(STATED PROBLEM)
Look through the data for the string "日足スパンモデルスペシャル". Copy every line where it is found.
>> START
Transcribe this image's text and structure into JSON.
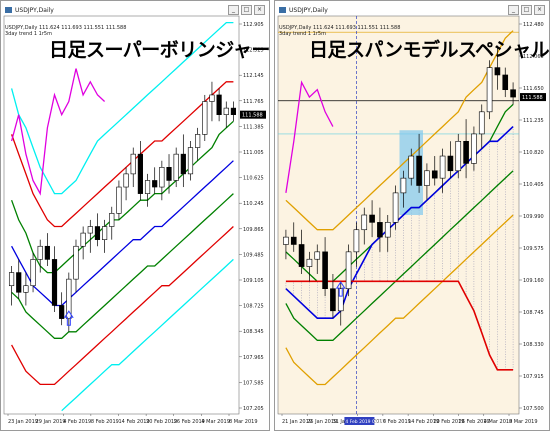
{
  "charts": [
    {
      "window_title": "USDJPY,Daily",
      "header_line1": "USDJPY,Daily 111.624 111.693 111.551 111.588",
      "header_line2": "3day trend 1 1r5m",
      "overlay_title": "日足スーパーボリンジャー",
      "last_price_label": "111.588"
    },
    {
      "window_title": "USDJPY,Daily",
      "header_line1": "USDJPY,Daily 111.624 111.693 111.551 111.588",
      "header_line2": "3day trend 1 1r5m",
      "overlay_title": "日足スパンモデルスペシャル",
      "last_price_label": "111.588",
      "cursor_date_label": "4 Feb 2019 09:00"
    }
  ],
  "chart_data": [
    {
      "type": "candlestick",
      "title": "日足スーパーボリンジャー",
      "symbol": "USDJPY, Daily",
      "y_ticks": [
        "112.905",
        "112.525",
        "112.145",
        "111.765",
        "111.385",
        "111.005",
        "110.625",
        "110.245",
        "109.865",
        "109.485",
        "109.105",
        "108.725",
        "108.345",
        "107.965",
        "107.585",
        "107.205"
      ],
      "x_ticks": [
        "23 Jan 2019",
        "29 Jan 2019",
        "4 Feb 2019",
        "8 Feb 2019",
        "14 Feb 2019",
        "20 Feb 2019",
        "26 Feb 2019",
        "4 Mar 2019",
        "8 Mar 2019"
      ],
      "ylim": [
        107.05,
        113.1
      ],
      "candles": [
        {
          "o": 109.0,
          "h": 109.3,
          "l": 108.7,
          "c": 109.2
        },
        {
          "o": 109.2,
          "h": 109.4,
          "l": 108.8,
          "c": 108.9
        },
        {
          "o": 108.9,
          "h": 109.2,
          "l": 108.7,
          "c": 109.0
        },
        {
          "o": 109.0,
          "h": 109.5,
          "l": 108.9,
          "c": 109.4
        },
        {
          "o": 109.4,
          "h": 109.7,
          "l": 109.2,
          "c": 109.6
        },
        {
          "o": 109.6,
          "h": 109.8,
          "l": 109.3,
          "c": 109.4
        },
        {
          "o": 109.4,
          "h": 109.6,
          "l": 108.6,
          "c": 108.7
        },
        {
          "o": 108.7,
          "h": 108.9,
          "l": 108.4,
          "c": 108.5
        },
        {
          "o": 108.5,
          "h": 109.2,
          "l": 108.3,
          "c": 109.1
        },
        {
          "o": 109.1,
          "h": 109.7,
          "l": 108.9,
          "c": 109.6
        },
        {
          "o": 109.6,
          "h": 109.9,
          "l": 109.4,
          "c": 109.8
        },
        {
          "o": 109.8,
          "h": 110.0,
          "l": 109.5,
          "c": 109.9
        },
        {
          "o": 109.9,
          "h": 110.1,
          "l": 109.6,
          "c": 109.7
        },
        {
          "o": 109.7,
          "h": 110.0,
          "l": 109.5,
          "c": 109.9
        },
        {
          "o": 109.9,
          "h": 110.2,
          "l": 109.7,
          "c": 110.1
        },
        {
          "o": 110.1,
          "h": 110.6,
          "l": 110.0,
          "c": 110.5
        },
        {
          "o": 110.5,
          "h": 110.8,
          "l": 110.3,
          "c": 110.7
        },
        {
          "o": 110.7,
          "h": 111.1,
          "l": 110.5,
          "c": 111.0
        },
        {
          "o": 111.0,
          "h": 111.2,
          "l": 110.3,
          "c": 110.4
        },
        {
          "o": 110.4,
          "h": 110.7,
          "l": 110.2,
          "c": 110.6
        },
        {
          "o": 110.6,
          "h": 110.8,
          "l": 110.4,
          "c": 110.5
        },
        {
          "o": 110.5,
          "h": 110.9,
          "l": 110.3,
          "c": 110.8
        },
        {
          "o": 110.8,
          "h": 111.0,
          "l": 110.4,
          "c": 110.6
        },
        {
          "o": 110.6,
          "h": 111.1,
          "l": 110.5,
          "c": 111.0
        },
        {
          "o": 111.0,
          "h": 111.3,
          "l": 110.5,
          "c": 110.7
        },
        {
          "o": 110.7,
          "h": 111.2,
          "l": 110.6,
          "c": 111.1
        },
        {
          "o": 111.1,
          "h": 111.4,
          "l": 110.9,
          "c": 111.3
        },
        {
          "o": 111.3,
          "h": 111.9,
          "l": 111.2,
          "c": 111.8
        },
        {
          "o": 111.8,
          "h": 112.1,
          "l": 111.5,
          "c": 111.9
        },
        {
          "o": 111.9,
          "h": 112.0,
          "l": 111.5,
          "c": 111.6
        },
        {
          "o": 111.6,
          "h": 111.8,
          "l": 111.4,
          "c": 111.7
        },
        {
          "o": 111.7,
          "h": 111.8,
          "l": 111.5,
          "c": 111.6
        }
      ],
      "series": [
        {
          "name": "+3σ",
          "color": "#00f0f0",
          "values": [
            112.0,
            111.6,
            111.4,
            111.1,
            110.8,
            110.6,
            110.4,
            110.4,
            110.5,
            110.6,
            110.8,
            111.0,
            111.2,
            111.3,
            111.4,
            111.5,
            111.6,
            111.7,
            111.8,
            111.9,
            112.0,
            112.1,
            112.2,
            112.3,
            112.4,
            112.5,
            112.6,
            112.7,
            112.8,
            112.9,
            113.0,
            113.0
          ]
        },
        {
          "name": "+2σ",
          "color": "#e00000",
          "values": [
            111.3,
            111.0,
            110.7,
            110.4,
            110.2,
            110.0,
            109.9,
            109.9,
            110.0,
            110.1,
            110.2,
            110.3,
            110.4,
            110.5,
            110.6,
            110.7,
            110.8,
            110.9,
            111.0,
            111.1,
            111.2,
            111.2,
            111.3,
            111.4,
            111.5,
            111.6,
            111.7,
            111.8,
            111.9,
            112.0,
            112.1,
            112.1
          ]
        },
        {
          "name": "+1σ",
          "color": "#008000",
          "values": [
            110.3,
            110.0,
            109.8,
            109.5,
            109.3,
            109.2,
            109.2,
            109.3,
            109.4,
            109.5,
            109.6,
            109.7,
            109.8,
            109.9,
            110.0,
            110.0,
            110.1,
            110.2,
            110.3,
            110.3,
            110.4,
            110.4,
            110.5,
            110.6,
            110.7,
            110.8,
            110.9,
            111.0,
            111.1,
            111.3,
            111.4,
            111.5
          ]
        },
        {
          "name": "21MA",
          "color": "#0000e0",
          "values": [
            109.6,
            109.4,
            109.2,
            109.0,
            108.9,
            108.8,
            108.7,
            108.7,
            108.8,
            108.9,
            109.0,
            109.1,
            109.2,
            109.3,
            109.4,
            109.5,
            109.6,
            109.7,
            109.7,
            109.8,
            109.9,
            109.9,
            110.0,
            110.1,
            110.2,
            110.3,
            110.4,
            110.5,
            110.6,
            110.7,
            110.8,
            110.9
          ]
        },
        {
          "name": "-1σ",
          "color": "#008000",
          "values": [
            108.9,
            108.8,
            108.6,
            108.5,
            108.4,
            108.3,
            108.2,
            108.2,
            108.3,
            108.3,
            108.4,
            108.5,
            108.6,
            108.7,
            108.8,
            108.9,
            109.0,
            109.1,
            109.2,
            109.3,
            109.3,
            109.4,
            109.5,
            109.6,
            109.7,
            109.8,
            109.9,
            110.0,
            110.1,
            110.2,
            110.3,
            110.4
          ]
        },
        {
          "name": "-2σ",
          "color": "#e00000",
          "values": [
            108.1,
            107.9,
            107.7,
            107.6,
            107.5,
            107.5,
            107.5,
            107.6,
            107.7,
            107.8,
            107.9,
            108.0,
            108.1,
            108.2,
            108.3,
            108.4,
            108.5,
            108.6,
            108.7,
            108.8,
            108.9,
            109.0,
            109.0,
            109.1,
            109.2,
            109.3,
            109.4,
            109.5,
            109.6,
            109.7,
            109.8,
            109.9
          ]
        },
        {
          "name": "-3σ",
          "color": "#00f0f0",
          "values": [
            null,
            null,
            null,
            null,
            null,
            null,
            null,
            107.1,
            107.2,
            107.3,
            107.4,
            107.5,
            107.6,
            107.7,
            107.8,
            107.8,
            107.9,
            108.0,
            108.1,
            108.2,
            108.3,
            108.4,
            108.5,
            108.6,
            108.7,
            108.8,
            108.9,
            109.0,
            109.1,
            109.2,
            109.3,
            109.4
          ]
        },
        {
          "name": "遅行スパン",
          "color": "#e000e0",
          "values": [
            111.2,
            111.6,
            111.0,
            110.6,
            110.4,
            111.4,
            111.9,
            111.6,
            111.8,
            112.3,
            111.9,
            112.1,
            111.9,
            111.8,
            null,
            null,
            null,
            null,
            null,
            null,
            null,
            null,
            null,
            null,
            null,
            null,
            null,
            null,
            null,
            null,
            null,
            null
          ]
        }
      ],
      "annotations": [
        {
          "type": "arrow-up",
          "index": 8,
          "y": 108.4,
          "color": "#3040ff"
        }
      ]
    },
    {
      "type": "candlestick",
      "title": "日足スパンモデルスペシャル",
      "symbol": "USDJPY, Daily",
      "y_ticks": [
        "112.480",
        "112.065",
        "111.650",
        "111.235",
        "110.820",
        "110.405",
        "109.990",
        "109.575",
        "109.160",
        "108.745",
        "108.330",
        "107.915",
        "107.500"
      ],
      "x_ticks": [
        "21 Jan 2019",
        "25 Jan 2019",
        "31 Jan 2019",
        "4 Feb 2019",
        "8 Feb 2019",
        "14 Feb 2019",
        "20 Feb 2019",
        "26 Feb 2019",
        "4 Mar 2019",
        "8 Mar 2019"
      ],
      "ylim": [
        107.3,
        112.7
      ],
      "horizontal_lines": [
        111.55,
        112.48,
        111.1
      ],
      "candles": [
        {
          "o": 109.6,
          "h": 109.8,
          "l": 109.4,
          "c": 109.7
        },
        {
          "o": 109.7,
          "h": 109.9,
          "l": 109.5,
          "c": 109.6
        },
        {
          "o": 109.6,
          "h": 109.8,
          "l": 109.2,
          "c": 109.3
        },
        {
          "o": 109.3,
          "h": 109.5,
          "l": 109.1,
          "c": 109.4
        },
        {
          "o": 109.4,
          "h": 109.6,
          "l": 109.2,
          "c": 109.5
        },
        {
          "o": 109.5,
          "h": 109.7,
          "l": 108.9,
          "c": 109.0
        },
        {
          "o": 109.0,
          "h": 109.2,
          "l": 108.6,
          "c": 108.7
        },
        {
          "o": 108.7,
          "h": 109.1,
          "l": 108.5,
          "c": 109.0
        },
        {
          "o": 109.0,
          "h": 109.6,
          "l": 108.9,
          "c": 109.5
        },
        {
          "o": 109.5,
          "h": 109.9,
          "l": 109.3,
          "c": 109.8
        },
        {
          "o": 109.8,
          "h": 110.1,
          "l": 109.6,
          "c": 110.0
        },
        {
          "o": 110.0,
          "h": 110.2,
          "l": 109.7,
          "c": 109.9
        },
        {
          "o": 109.9,
          "h": 110.1,
          "l": 109.5,
          "c": 109.7
        },
        {
          "o": 109.7,
          "h": 110.0,
          "l": 109.5,
          "c": 109.9
        },
        {
          "o": 109.9,
          "h": 110.4,
          "l": 109.8,
          "c": 110.3
        },
        {
          "o": 110.3,
          "h": 110.6,
          "l": 110.1,
          "c": 110.5
        },
        {
          "o": 110.5,
          "h": 110.9,
          "l": 110.4,
          "c": 110.8
        },
        {
          "o": 110.8,
          "h": 111.1,
          "l": 110.3,
          "c": 110.4
        },
        {
          "o": 110.4,
          "h": 110.7,
          "l": 110.2,
          "c": 110.6
        },
        {
          "o": 110.6,
          "h": 110.8,
          "l": 110.4,
          "c": 110.5
        },
        {
          "o": 110.5,
          "h": 110.9,
          "l": 110.3,
          "c": 110.8
        },
        {
          "o": 110.8,
          "h": 111.0,
          "l": 110.5,
          "c": 110.6
        },
        {
          "o": 110.6,
          "h": 111.1,
          "l": 110.5,
          "c": 111.0
        },
        {
          "o": 111.0,
          "h": 111.3,
          "l": 110.5,
          "c": 110.7
        },
        {
          "o": 110.7,
          "h": 111.2,
          "l": 110.6,
          "c": 111.1
        },
        {
          "o": 111.1,
          "h": 111.5,
          "l": 110.9,
          "c": 111.4
        },
        {
          "o": 111.4,
          "h": 112.1,
          "l": 111.3,
          "c": 112.0
        },
        {
          "o": 112.0,
          "h": 112.3,
          "l": 111.7,
          "c": 111.9
        },
        {
          "o": 111.9,
          "h": 112.0,
          "l": 111.6,
          "c": 111.7
        },
        {
          "o": 111.7,
          "h": 111.8,
          "l": 111.5,
          "c": 111.6
        }
      ],
      "series": [
        {
          "name": "upper-orange",
          "color": "#e0a000",
          "values": [
            110.2,
            110.1,
            110.0,
            109.9,
            109.8,
            109.8,
            109.8,
            109.9,
            110.0,
            110.1,
            110.2,
            110.3,
            110.4,
            110.5,
            110.6,
            110.7,
            110.8,
            110.9,
            111.0,
            111.1,
            111.2,
            111.3,
            111.4,
            111.6,
            111.7,
            111.8,
            112.0,
            112.2,
            112.4,
            112.5
          ]
        },
        {
          "name": "upper-green",
          "color": "#008000",
          "values": [
            109.5,
            109.4,
            109.3,
            109.2,
            109.1,
            109.1,
            109.1,
            109.2,
            109.3,
            109.4,
            109.5,
            109.6,
            109.7,
            109.8,
            109.9,
            110.0,
            110.1,
            110.1,
            110.2,
            110.3,
            110.4,
            110.5,
            110.6,
            110.7,
            110.8,
            110.9,
            111.0,
            111.2,
            111.4,
            111.5
          ]
        },
        {
          "name": "blue",
          "color": "#0000e0",
          "values": [
            109.0,
            108.9,
            108.8,
            108.7,
            108.6,
            108.6,
            108.6,
            108.7,
            109.0,
            109.2,
            109.4,
            109.6,
            109.7,
            109.8,
            109.9,
            110.0,
            110.1,
            110.1,
            110.2,
            110.3,
            110.4,
            110.5,
            110.6,
            110.7,
            110.8,
            110.9,
            111.0,
            111.0,
            111.1,
            111.2
          ]
        },
        {
          "name": "lower-green",
          "color": "#008000",
          "values": [
            108.8,
            108.6,
            108.5,
            108.4,
            108.3,
            108.3,
            108.3,
            108.4,
            108.5,
            108.6,
            108.7,
            108.8,
            108.9,
            109.0,
            109.1,
            109.2,
            109.3,
            109.4,
            109.5,
            109.6,
            109.7,
            109.8,
            109.9,
            110.0,
            110.1,
            110.2,
            110.3,
            110.4,
            110.5,
            110.6
          ]
        },
        {
          "name": "lower-orange",
          "color": "#e0a000",
          "values": [
            108.2,
            108.0,
            107.9,
            107.8,
            107.7,
            107.7,
            107.8,
            107.9,
            108.0,
            108.1,
            108.2,
            108.3,
            108.4,
            108.5,
            108.6,
            108.6,
            108.7,
            108.8,
            108.9,
            109.0,
            109.1,
            109.2,
            109.3,
            109.4,
            109.5,
            109.6,
            109.7,
            109.8,
            109.9,
            110.0
          ]
        },
        {
          "name": "red",
          "color": "#e00000",
          "values": [
            109.1,
            109.1,
            109.1,
            109.1,
            109.1,
            109.1,
            109.1,
            109.1,
            109.1,
            109.1,
            109.1,
            109.1,
            109.1,
            109.1,
            109.1,
            109.1,
            109.1,
            109.1,
            109.1,
            109.1,
            109.1,
            109.1,
            109.1,
            108.9,
            108.7,
            108.4,
            108.1,
            107.9,
            107.9,
            107.9
          ]
        },
        {
          "name": "遅行スパン",
          "color": "#e000e0",
          "values": [
            110.3,
            111.0,
            111.8,
            111.6,
            111.7,
            111.4,
            111.2,
            null,
            null,
            null,
            null,
            null,
            null,
            null,
            null,
            null,
            null,
            null,
            null,
            null,
            null,
            null,
            null,
            null,
            null,
            null,
            null,
            null,
            null,
            null
          ]
        }
      ],
      "annotations": [
        {
          "type": "arrow-up",
          "index": 7,
          "y": 108.9,
          "color": "#3040ff"
        }
      ]
    }
  ]
}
>> END
(TASK OUTPUT)
      "overlay_title": "日足スパンモデルスペシャル",
      "title": "日足スパンモデルスペシャル",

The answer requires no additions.